Stated task |
Copy out the records below, starting with the line that contains "- y-tick-label: 1: [28, 177, 34, 187]" and going on through the line that contains "- legend-label: Last", including both of those lines. Reproduce only these lines, without any change.

━━ Task data

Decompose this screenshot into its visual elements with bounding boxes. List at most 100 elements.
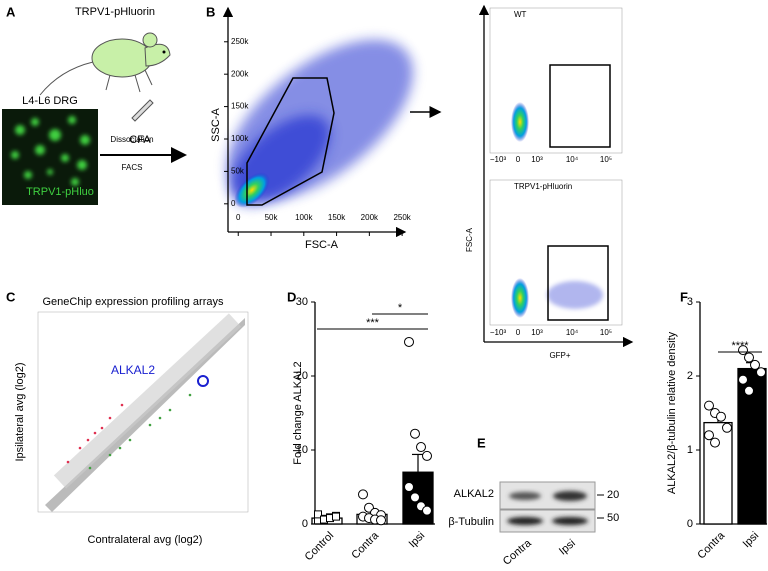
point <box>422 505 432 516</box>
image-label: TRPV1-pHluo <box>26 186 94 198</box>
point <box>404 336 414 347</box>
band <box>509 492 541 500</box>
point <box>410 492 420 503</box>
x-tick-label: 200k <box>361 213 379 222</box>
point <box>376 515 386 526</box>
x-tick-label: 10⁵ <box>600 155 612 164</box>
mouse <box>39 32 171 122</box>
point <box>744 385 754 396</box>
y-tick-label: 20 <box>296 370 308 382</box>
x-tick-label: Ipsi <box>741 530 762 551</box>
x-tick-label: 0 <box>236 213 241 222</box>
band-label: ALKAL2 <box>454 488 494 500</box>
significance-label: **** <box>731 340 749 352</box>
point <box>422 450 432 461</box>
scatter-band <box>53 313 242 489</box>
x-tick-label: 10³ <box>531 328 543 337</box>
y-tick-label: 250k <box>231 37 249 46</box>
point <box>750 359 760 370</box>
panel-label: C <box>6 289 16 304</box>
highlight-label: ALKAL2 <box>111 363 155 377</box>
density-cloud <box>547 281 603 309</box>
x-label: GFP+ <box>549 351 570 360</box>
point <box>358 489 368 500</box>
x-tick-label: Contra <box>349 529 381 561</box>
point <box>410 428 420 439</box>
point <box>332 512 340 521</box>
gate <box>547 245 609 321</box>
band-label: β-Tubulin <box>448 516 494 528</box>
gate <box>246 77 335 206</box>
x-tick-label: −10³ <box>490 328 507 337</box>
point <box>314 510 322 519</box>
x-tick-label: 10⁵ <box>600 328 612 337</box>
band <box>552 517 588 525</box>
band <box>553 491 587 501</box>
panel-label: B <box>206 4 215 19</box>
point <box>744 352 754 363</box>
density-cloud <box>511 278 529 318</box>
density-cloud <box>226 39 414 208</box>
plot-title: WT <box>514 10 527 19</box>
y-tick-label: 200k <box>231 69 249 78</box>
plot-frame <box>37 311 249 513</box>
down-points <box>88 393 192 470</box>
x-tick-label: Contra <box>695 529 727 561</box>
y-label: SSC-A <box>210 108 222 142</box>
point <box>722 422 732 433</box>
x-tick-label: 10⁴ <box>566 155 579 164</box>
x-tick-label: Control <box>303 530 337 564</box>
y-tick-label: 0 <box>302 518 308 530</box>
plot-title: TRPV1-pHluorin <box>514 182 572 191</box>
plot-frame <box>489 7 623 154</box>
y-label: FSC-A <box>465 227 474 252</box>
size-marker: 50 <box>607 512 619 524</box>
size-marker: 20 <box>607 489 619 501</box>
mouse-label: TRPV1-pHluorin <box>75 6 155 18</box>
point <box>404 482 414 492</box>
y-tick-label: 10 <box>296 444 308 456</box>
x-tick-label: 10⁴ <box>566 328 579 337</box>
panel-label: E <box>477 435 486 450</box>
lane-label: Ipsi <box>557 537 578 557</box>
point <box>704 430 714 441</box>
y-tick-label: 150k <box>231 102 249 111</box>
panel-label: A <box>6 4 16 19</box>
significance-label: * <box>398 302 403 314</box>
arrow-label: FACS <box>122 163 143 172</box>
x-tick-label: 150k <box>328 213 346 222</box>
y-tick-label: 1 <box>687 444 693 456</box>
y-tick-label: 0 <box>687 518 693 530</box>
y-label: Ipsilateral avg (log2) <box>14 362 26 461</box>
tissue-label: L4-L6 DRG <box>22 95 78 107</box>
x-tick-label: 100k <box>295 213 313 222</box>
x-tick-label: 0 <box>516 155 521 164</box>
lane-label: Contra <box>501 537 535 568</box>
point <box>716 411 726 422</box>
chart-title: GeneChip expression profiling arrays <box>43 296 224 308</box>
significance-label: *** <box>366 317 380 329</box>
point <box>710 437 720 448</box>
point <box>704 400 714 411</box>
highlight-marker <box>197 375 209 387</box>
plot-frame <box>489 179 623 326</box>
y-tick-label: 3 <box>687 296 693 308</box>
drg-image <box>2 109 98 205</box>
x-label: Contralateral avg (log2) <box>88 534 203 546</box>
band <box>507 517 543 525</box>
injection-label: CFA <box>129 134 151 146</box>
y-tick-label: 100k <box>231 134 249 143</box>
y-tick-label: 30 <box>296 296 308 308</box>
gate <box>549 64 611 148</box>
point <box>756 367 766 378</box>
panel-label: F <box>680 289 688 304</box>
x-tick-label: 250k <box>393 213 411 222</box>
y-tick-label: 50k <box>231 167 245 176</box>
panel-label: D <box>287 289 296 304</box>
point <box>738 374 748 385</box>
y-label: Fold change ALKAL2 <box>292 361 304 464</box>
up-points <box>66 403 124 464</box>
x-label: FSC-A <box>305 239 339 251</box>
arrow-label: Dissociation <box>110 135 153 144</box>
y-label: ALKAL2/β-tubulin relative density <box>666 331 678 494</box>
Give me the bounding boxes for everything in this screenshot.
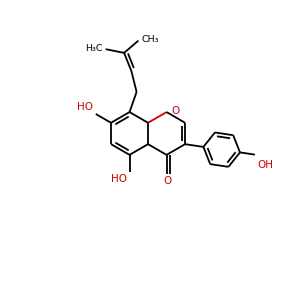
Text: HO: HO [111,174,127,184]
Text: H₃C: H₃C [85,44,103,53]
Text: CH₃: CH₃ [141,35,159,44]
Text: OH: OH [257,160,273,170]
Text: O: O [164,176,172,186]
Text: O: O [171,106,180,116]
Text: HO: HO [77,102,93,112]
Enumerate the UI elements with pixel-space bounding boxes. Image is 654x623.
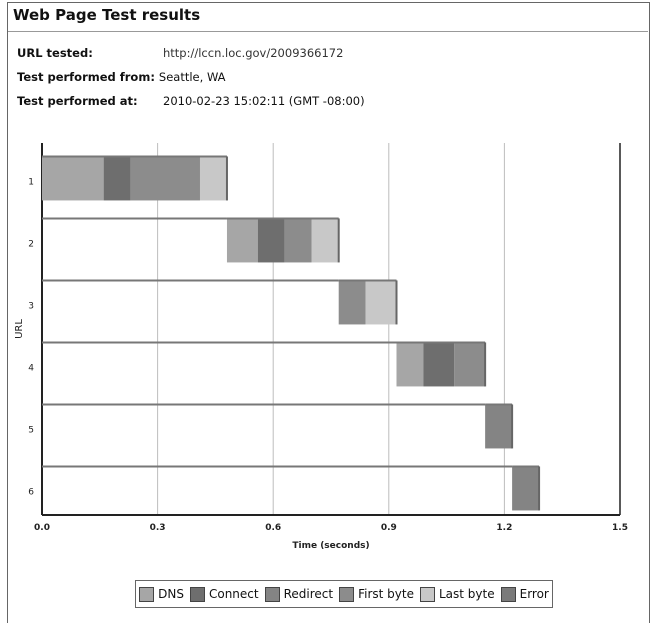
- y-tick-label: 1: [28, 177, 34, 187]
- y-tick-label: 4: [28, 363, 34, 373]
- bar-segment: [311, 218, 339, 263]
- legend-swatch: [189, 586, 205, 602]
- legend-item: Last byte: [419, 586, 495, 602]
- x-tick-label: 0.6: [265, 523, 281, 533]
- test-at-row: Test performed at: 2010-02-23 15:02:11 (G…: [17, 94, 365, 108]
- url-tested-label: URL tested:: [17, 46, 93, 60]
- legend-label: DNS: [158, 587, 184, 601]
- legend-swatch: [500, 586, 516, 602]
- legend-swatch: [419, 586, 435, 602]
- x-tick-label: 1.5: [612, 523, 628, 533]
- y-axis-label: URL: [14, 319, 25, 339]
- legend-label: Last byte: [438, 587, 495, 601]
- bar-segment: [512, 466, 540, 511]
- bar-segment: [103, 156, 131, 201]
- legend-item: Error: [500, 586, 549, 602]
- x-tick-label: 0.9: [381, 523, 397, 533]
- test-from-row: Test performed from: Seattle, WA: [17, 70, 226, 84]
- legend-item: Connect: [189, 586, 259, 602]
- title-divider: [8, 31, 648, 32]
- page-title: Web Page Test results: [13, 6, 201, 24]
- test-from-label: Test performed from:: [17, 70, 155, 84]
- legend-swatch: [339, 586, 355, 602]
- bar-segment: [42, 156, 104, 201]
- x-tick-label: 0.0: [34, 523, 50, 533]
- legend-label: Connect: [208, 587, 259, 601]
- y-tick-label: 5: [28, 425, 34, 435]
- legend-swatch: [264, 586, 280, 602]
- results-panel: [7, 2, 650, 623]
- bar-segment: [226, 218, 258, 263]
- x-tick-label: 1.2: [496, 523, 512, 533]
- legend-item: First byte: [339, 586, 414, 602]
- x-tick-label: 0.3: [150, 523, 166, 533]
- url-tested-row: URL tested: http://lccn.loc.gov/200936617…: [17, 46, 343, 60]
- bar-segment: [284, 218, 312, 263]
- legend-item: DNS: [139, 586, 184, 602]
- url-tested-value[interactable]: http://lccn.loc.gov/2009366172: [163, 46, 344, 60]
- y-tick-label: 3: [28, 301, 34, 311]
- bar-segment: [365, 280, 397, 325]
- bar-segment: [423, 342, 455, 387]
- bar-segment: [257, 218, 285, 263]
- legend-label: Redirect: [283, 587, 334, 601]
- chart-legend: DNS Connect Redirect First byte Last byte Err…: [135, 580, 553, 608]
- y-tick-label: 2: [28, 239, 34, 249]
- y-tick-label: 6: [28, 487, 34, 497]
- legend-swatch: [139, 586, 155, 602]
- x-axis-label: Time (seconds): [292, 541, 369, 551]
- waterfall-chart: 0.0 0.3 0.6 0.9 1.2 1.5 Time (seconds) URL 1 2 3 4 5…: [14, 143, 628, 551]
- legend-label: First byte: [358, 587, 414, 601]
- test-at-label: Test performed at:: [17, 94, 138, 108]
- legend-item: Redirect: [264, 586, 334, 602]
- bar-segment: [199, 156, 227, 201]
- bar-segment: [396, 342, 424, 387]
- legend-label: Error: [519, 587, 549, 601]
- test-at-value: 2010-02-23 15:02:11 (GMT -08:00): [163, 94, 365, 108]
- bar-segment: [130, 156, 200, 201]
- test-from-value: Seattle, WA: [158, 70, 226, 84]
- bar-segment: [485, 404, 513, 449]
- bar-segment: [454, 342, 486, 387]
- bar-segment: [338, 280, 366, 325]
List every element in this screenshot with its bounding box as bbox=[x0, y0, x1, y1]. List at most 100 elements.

━━━━

Exercise output |
- y-tick-label: 1: [28, 177, 34, 187]
- y-tick-label: 4: [28, 363, 34, 373]
- bar-segment: [311, 218, 339, 263]
- legend-swatch: [189, 586, 205, 602]
- legend-item: Last byte: [419, 586, 495, 602]
- x-tick-label: 0.6: [265, 523, 281, 533]
- test-at-row: Test performed at: 2010-02-23 15:02:11 (G…: [17, 94, 365, 108]
- url-tested-label: URL tested:: [17, 46, 93, 60]
- legend-label: DNS: [158, 587, 184, 601]
- legend-swatch: [500, 586, 516, 602]
- legend-swatch: [419, 586, 435, 602]
- x-tick-label: 1.5: [612, 523, 628, 533]
- y-axis-label: URL: [14, 319, 25, 339]
- legend-label: Last byte: [438, 587, 495, 601]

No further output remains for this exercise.